** Start of DATASET CONTENT **
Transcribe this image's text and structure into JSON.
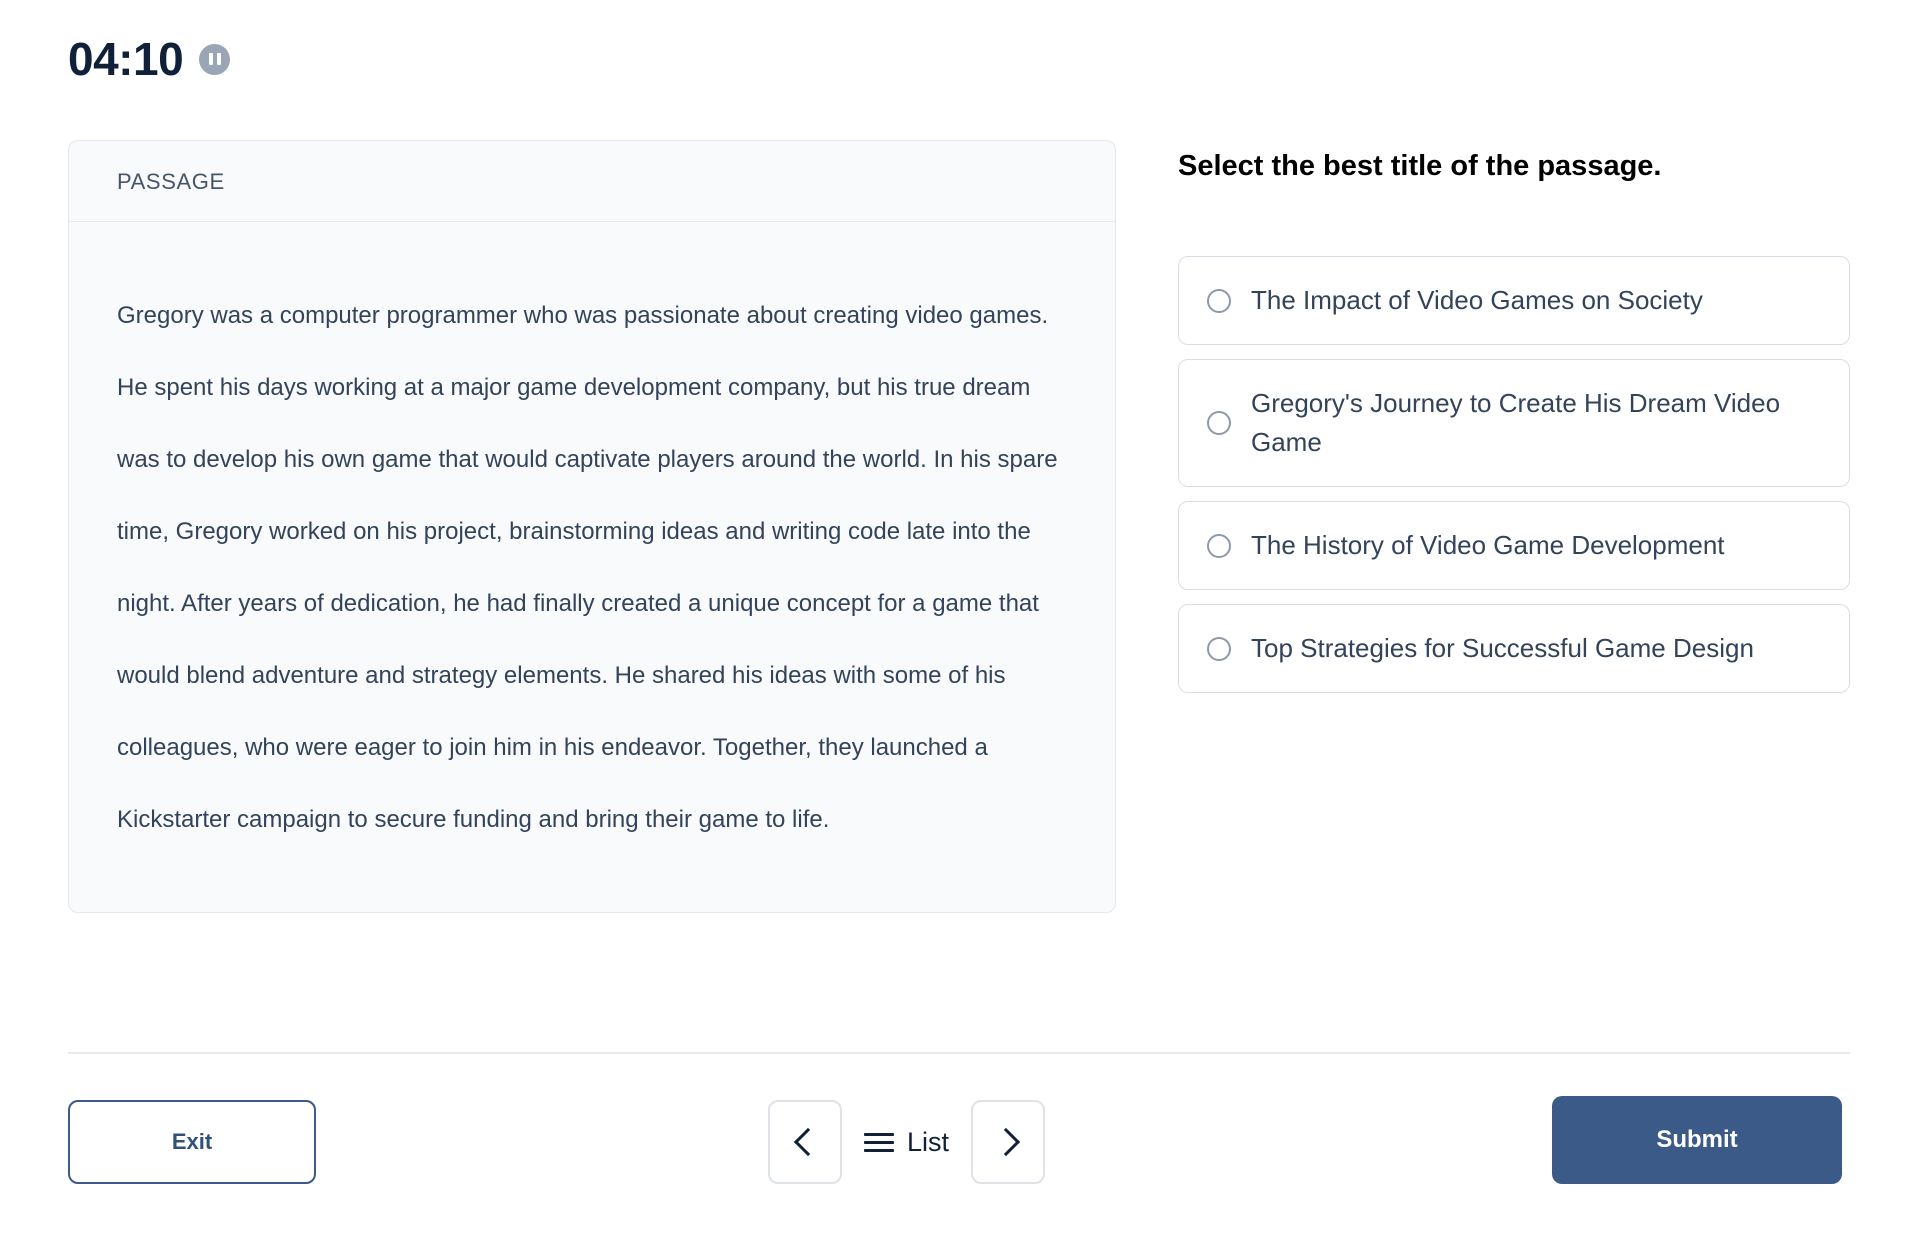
{
  "timer": {
    "value": "04:10",
    "pause_icon": "pause-icon"
  },
  "passage": {
    "header": "PASSAGE",
    "text": "Gregory was a computer programmer who was passionate about creating video games. He spent his days working at a major game development company, but his true dream was to develop his own game that would captivate players around the world. In his spare time, Gregory worked on his project, brainstorming ideas and writing code late into the night. After years of dedication, he had finally created a unique concept for a game that would blend adventure and strategy elements. He shared his ideas with some of his colleagues, who were eager to join him in his endeavor. Together, they launched a Kickstarter campaign to secure funding and bring their game to life."
  },
  "question": {
    "title": "Select the best title of the passage.",
    "options": [
      {
        "label": "The Impact of Video Games on Society",
        "selected": false
      },
      {
        "label": "Gregory's Journey to Create His Dream Video Game",
        "selected": false
      },
      {
        "label": "The History of Video Game Development",
        "selected": false
      },
      {
        "label": "Top Strategies for Successful Game Design",
        "selected": false
      }
    ]
  },
  "footer": {
    "exit_label": "Exit",
    "prev_icon": "chevron-left-icon",
    "list_label": "List",
    "list_icon": "hamburger-icon",
    "next_icon": "chevron-right-icon",
    "submit_label": "Submit"
  },
  "colors": {
    "accent": "#3c5a87",
    "timer_text": "#0f2038",
    "passage_bg": "#f8fafc",
    "body_text": "#33435a",
    "pause_circle": "#9aa5b5"
  }
}
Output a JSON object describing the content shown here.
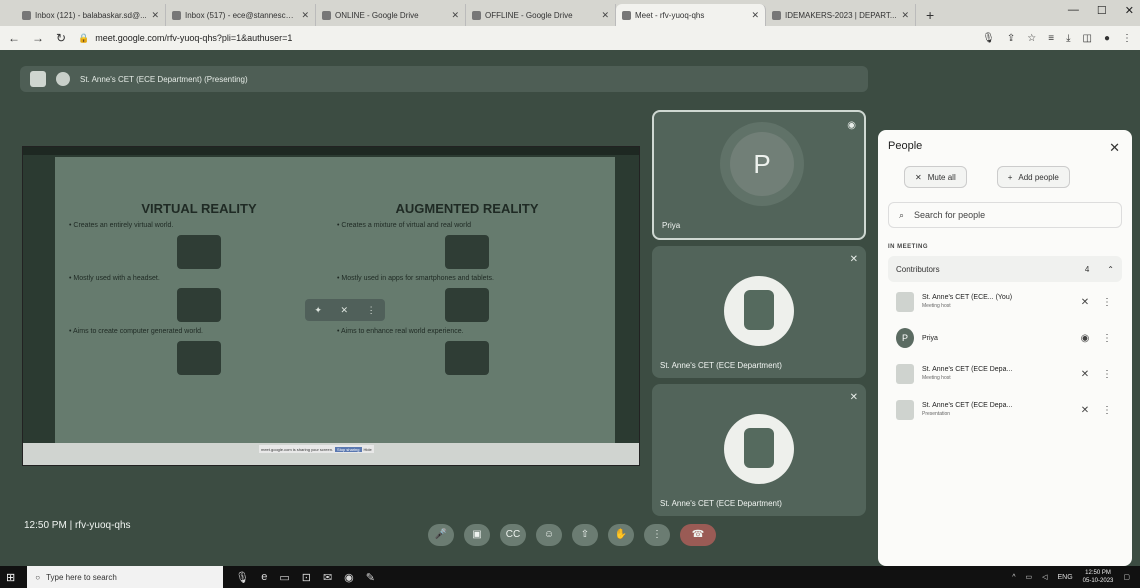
{
  "browser": {
    "tabs": [
      {
        "label": "Inbox (121) - balabaskar.sd@..."
      },
      {
        "label": "Inbox (517) - ece@stannescet..."
      },
      {
        "label": "ONLINE - Google Drive"
      },
      {
        "label": "OFFLINE - Google Drive"
      },
      {
        "label": "Meet - rfv-yuoq-qhs"
      },
      {
        "label": "IDEMAKERS-2023 | DEPART..."
      }
    ],
    "url": "meet.google.com/rfv-yuoq-qhs?pli=1&authuser=1"
  },
  "meet": {
    "presenting_label": "St. Anne's CET (ECE Department) (Presenting)",
    "meeting_time": "12:50 PM",
    "meeting_code": "rfv-yuoq-qhs",
    "participant_badge": "4",
    "tiles": [
      {
        "name": "Priya",
        "avatar": "P"
      },
      {
        "name": "St. Anne's CET (ECE Department)"
      },
      {
        "name": "St. Anne's CET (ECE Department)"
      }
    ]
  },
  "slide": {
    "left_title": "VIRTUAL REALITY",
    "right_title": "AUGMENTED REALITY",
    "left_bullets": [
      "Creates an entirely virtual world.",
      "Mostly used with a headset.",
      "Aims to create computer generated world."
    ],
    "right_bullets": [
      "Creates a mixture of virtual and real world",
      "Mostly used in apps for smartphones and tablets.",
      "Aims to enhance real world experience."
    ],
    "notice_text": "meet.google.com is sharing your screen.",
    "notice_stop": "Stop sharing",
    "notice_hide": "Hide"
  },
  "people_panel": {
    "title": "People",
    "mute_all": "Mute all",
    "add_people": "Add people",
    "search_placeholder": "Search for people",
    "in_meeting": "IN MEETING",
    "contributors_label": "Contributors",
    "contributors_count": "4",
    "people": [
      {
        "name": "St. Anne's CET (ECE... (You)",
        "role": "Meeting host",
        "icon": "mic-off"
      },
      {
        "name": "Priya",
        "role": "",
        "avatar": "P",
        "icon": "speaking"
      },
      {
        "name": "St. Anne's CET (ECE Depa...",
        "role": "Meeting host",
        "icon": "mic-off"
      },
      {
        "name": "St. Anne's CET (ECE Depa...",
        "role": "Presentation",
        "icon": "audio-off"
      }
    ]
  },
  "taskbar": {
    "search_placeholder": "Type here to search",
    "lang": "ENG",
    "time": "12:50 PM",
    "date": "05-10-2023"
  }
}
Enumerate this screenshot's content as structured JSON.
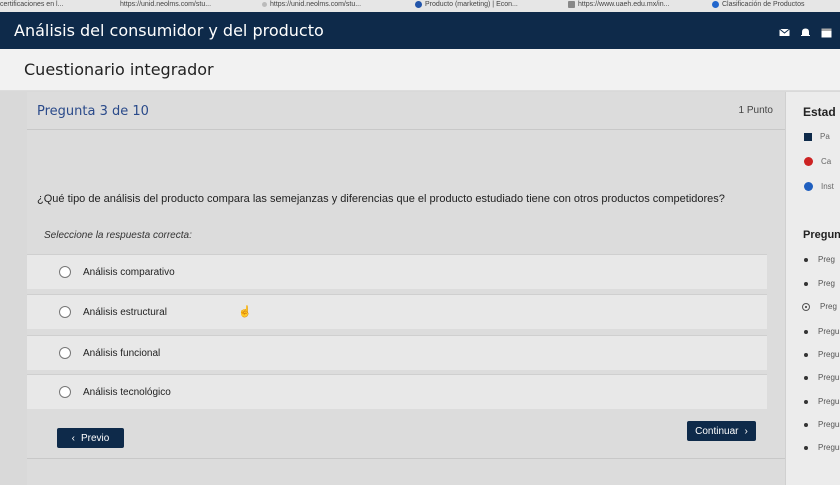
{
  "bookmarks": [
    {
      "label": "certificaciones en l...",
      "icon": "page-icon",
      "color": "#999999"
    },
    {
      "label": "https://unid.neolms.com/stu...",
      "icon": "page-icon",
      "color": "#999999"
    },
    {
      "label": "https://unid.neolms.com/stu...",
      "icon": "page-icon",
      "color": "#999999"
    },
    {
      "label": "Producto (marketing) | Econ...",
      "icon": "e-icon",
      "color": "#2255aa"
    },
    {
      "label": "https://www.uaeh.edu.mx/in...",
      "icon": "image-icon",
      "color": "#888888"
    },
    {
      "label": "Clasificación de Productos",
      "icon": "q-icon",
      "color": "#2266cc"
    }
  ],
  "header": {
    "title": "Análisis del consumidor y del producto"
  },
  "subheader": {
    "title": "Cuestionario integrador"
  },
  "question": {
    "counter": "Pregunta 3 de 10",
    "points": "1 Punto",
    "text": "¿Qué tipo de análisis del producto compara las semejanzas y diferencias que el producto estudiado tiene con otros productos competidores?",
    "instruction": "Seleccione la respuesta correcta:",
    "options": [
      "Análisis comparativo",
      "Análisis estructural",
      "Análisis funcional",
      "Análisis tecnológico"
    ]
  },
  "nav": {
    "prev_label": "Previo",
    "next_label": "Continuar"
  },
  "sidebar": {
    "status_title": "Estad",
    "statuses": [
      {
        "label": "Pa",
        "color": "#0e2a4a"
      },
      {
        "label": "Ca",
        "color": "#cc2222"
      },
      {
        "label": "Inst",
        "color": "#1f5fbf"
      }
    ],
    "questions_title": "Pregun",
    "questions": [
      "Preg",
      "Preg",
      "Preg",
      "Pregu",
      "Pregu",
      "Pregu",
      "Pregu",
      "Pregur",
      "Pregur"
    ]
  },
  "colors": {
    "header_bg": "#0e2a4a",
    "accent": "#2a4a8a"
  }
}
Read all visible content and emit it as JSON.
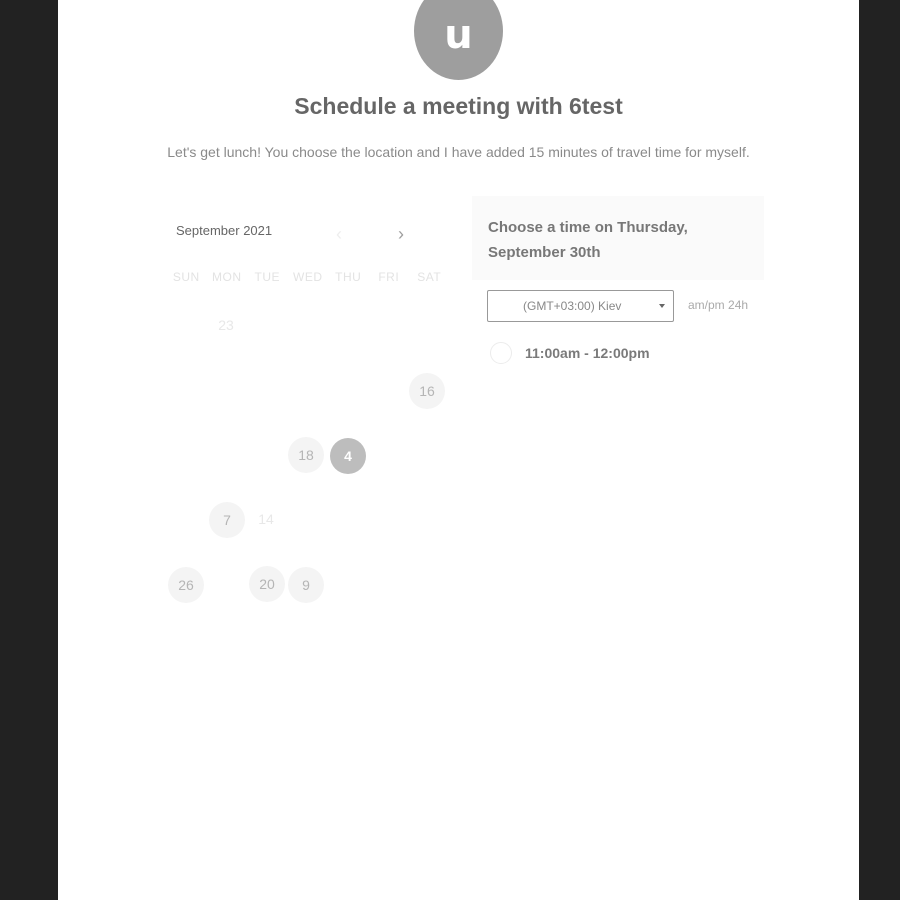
** End of DATASET CONTENT **
### [BRIEF]
What count of lines in the listing contain the word "sharing"? Reply with the number only.

### [TASK SOLUTION]
2